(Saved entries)
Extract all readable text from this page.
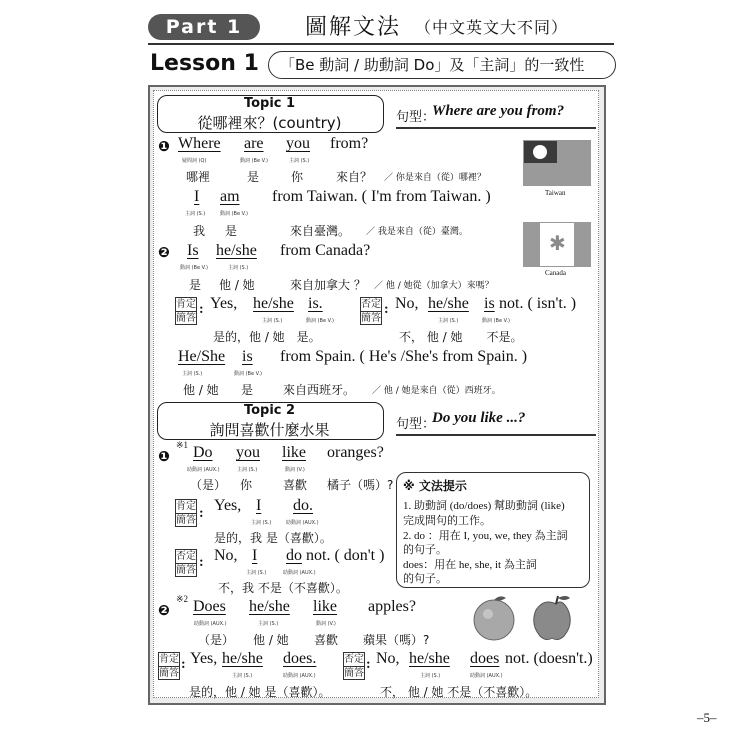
Part 1	圖解文法 （中文英文大不同）
Lesson 1 「Be 動詞 / 助動詞 Do」及「主詞」的一致性
Topic 1
從哪裡來？(country)	句型：
Where are you from?
❶ Where are you from?
疑問詞 (Q)	動詞 (Be V.)	主詞 (S.)
哪裡	是	你	來自？ ／ 你是來自（從）哪裡？
I am from Taiwan. ( I'm from Taiwan. )
主詞 (S.)	動詞 (Be V.)
我 是	來自臺灣。 ／ 我是來自（從）臺灣。
Taiwan
❷ Is he/she from Canada?
動詞 (Be V.)	主詞 (S.)
是 他 / 她	來自加拿大 ？ ／ 他 / 她從（加拿大）來嗎？
✱
Canada
肯定
簡答
: Yes, he/she is.
主詞 (S.)	動詞 (Be V.)
是的，他 / 她　是。
否定
簡答
: No, he/she is not. ( isn't. )
主詞 (S.)	動詞 (Be V.)
不， 他 / 她　　不是。
He/She is from Spain. ( He's /She's from Spain. )
主詞 (S.)	動詞 (Be V.)
他 / 她 是 來自西班牙。 ／ 他 / 她是來自（從）西班牙。
Topic 2
詢問喜歡什麼水果	句型：
Do you like ...?
❶
※1 Do you like oranges?
助動詞 (AUX.)	主詞 (S.)	動詞 (V.)
（是） 你	喜歡 橘子（嗎）?
肯定
簡答 : Yes, I do.
主詞 (S.)	助動詞 (AUX.)
是的，我 是（喜歡）。
否定
簡答
: No, I do not. ( don't )
主詞 (S.)	助動詞 (AUX.)
不，我 不是（不喜歡）。
※ 文法提示
1. 助動詞 (do/does) 幫助動詞 (like)
完成問句的工作。
2. do ：用在 I, you, we, they 為主詞
的句子。
does：用在 he, she, it 為主詞
的句子。
❷
※2 Does he/she like apples?
助動詞 (AUX.)	主詞 (S.)	動詞 (V.)
（是） 他 / 她 喜歡 蘋果（嗎）?
肯定
簡答
: Yes, he/she does.
主詞 (S.)	助動詞 (AUX.)
是的，他 / 她 是（喜歡）。
否定
簡答
: No, he/she does not. (doesn't.)
主詞 (S.)	助動詞 (AUX.)
不， 他 / 她 不是（不喜歡）。
–5–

→ Task description
Reproduce the records verbatim, omitting all images they contain.

→ Complete output
Extract all readable text from this page.
Part 1	圖解文法 （中文英文大不同）
Lesson 1 「Be 動詞 / 助動詞 Do」及「主詞」的一致性
Topic 1
從哪裡來？(country)	句型：
Where are you from?
❶ Where are you from?
疑問詞 (Q)	動詞 (Be V.)	主詞 (S.)
哪裡	是	你	來自？ ／ 你是來自（從）哪裡？
I am from Taiwan. ( I'm from Taiwan. )
主詞 (S.)	動詞 (Be V.)
我 是	來自臺灣。 ／ 我是來自（從）臺灣。
Taiwan
❷ Is he/she from Canada?
動詞 (Be V.)	主詞 (S.)
是 他 / 她	來自加拿大 ？ ／ 他 / 她從（加拿大）來嗎？
✱
Canada
肯定
簡答
: Yes, he/she is.
主詞 (S.)	動詞 (Be V.)
是的，他 / 她　是。
否定
簡答
: No, he/she is not. ( isn't. )
主詞 (S.)	動詞 (Be V.)
不， 他 / 她　　不是。
He/She is from Spain. ( He's /She's from Spain. )
主詞 (S.)	動詞 (Be V.)
他 / 她 是 來自西班牙。 ／ 他 / 她是來自（從）西班牙。
Topic 2
詢問喜歡什麼水果	句型：
Do you like ...?
❶
※1 Do you like oranges?
助動詞 (AUX.)	主詞 (S.)	動詞 (V.)
（是） 你	喜歡 橘子（嗎）?
肯定
簡答 : Yes, I do.
主詞 (S.)	助動詞 (AUX.)
是的，我 是（喜歡）。
否定
簡答
: No, I do not. ( don't )
主詞 (S.)	助動詞 (AUX.)
不，我 不是（不喜歡）。
※ 文法提示
1. 助動詞 (do/does) 幫助動詞 (like)
完成問句的工作。
2. do ：用在 I, you, we, they 為主詞
的句子。
does：用在 he, she, it 為主詞
的句子。
❷
※2 Does he/she like apples?
助動詞 (AUX.)	主詞 (S.)	動詞 (V.)
（是） 他 / 她 喜歡 蘋果（嗎）?
肯定
簡答
: Yes, he/she does.
主詞 (S.)	助動詞 (AUX.)
是的，他 / 她 是（喜歡）。
否定
簡答
: No, he/she does not. (doesn't.)
主詞 (S.)	助動詞 (AUX.)
不， 他 / 她 不是（不喜歡）。
–5–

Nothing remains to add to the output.